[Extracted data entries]
**********
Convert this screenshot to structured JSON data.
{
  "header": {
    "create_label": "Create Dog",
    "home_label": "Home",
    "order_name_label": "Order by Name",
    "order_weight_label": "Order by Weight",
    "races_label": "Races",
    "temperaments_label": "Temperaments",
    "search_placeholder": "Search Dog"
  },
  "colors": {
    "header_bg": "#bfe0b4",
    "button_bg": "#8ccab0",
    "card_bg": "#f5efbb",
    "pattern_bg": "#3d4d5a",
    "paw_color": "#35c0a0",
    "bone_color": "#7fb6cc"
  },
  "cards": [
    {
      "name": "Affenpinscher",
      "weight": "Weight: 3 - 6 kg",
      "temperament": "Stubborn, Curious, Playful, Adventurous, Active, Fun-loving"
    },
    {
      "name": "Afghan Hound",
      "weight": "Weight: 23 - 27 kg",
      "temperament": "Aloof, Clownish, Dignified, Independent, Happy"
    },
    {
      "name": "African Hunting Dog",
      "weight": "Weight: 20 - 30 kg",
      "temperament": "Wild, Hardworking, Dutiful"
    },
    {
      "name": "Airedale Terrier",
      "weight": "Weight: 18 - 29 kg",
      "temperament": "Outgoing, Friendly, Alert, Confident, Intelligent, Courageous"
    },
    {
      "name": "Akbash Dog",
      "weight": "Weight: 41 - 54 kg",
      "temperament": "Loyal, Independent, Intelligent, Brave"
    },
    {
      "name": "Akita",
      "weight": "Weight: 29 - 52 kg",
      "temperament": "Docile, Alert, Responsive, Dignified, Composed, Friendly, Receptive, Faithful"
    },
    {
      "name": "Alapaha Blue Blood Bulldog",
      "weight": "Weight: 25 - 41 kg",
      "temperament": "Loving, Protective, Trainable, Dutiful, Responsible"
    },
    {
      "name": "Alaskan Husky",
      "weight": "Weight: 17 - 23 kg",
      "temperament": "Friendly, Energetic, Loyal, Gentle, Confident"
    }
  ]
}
**********
> WHAT IS NEEDED
Search the records for the string "Dignified" and return every line in which it occurs.

> RESPONSE
      "temperament": "Aloof, Clownish, Dignified, Independent, Happy"
      "temperament": "Docile, Alert, Responsive, Dignified, Composed, Friendly, Receptive, Faithful"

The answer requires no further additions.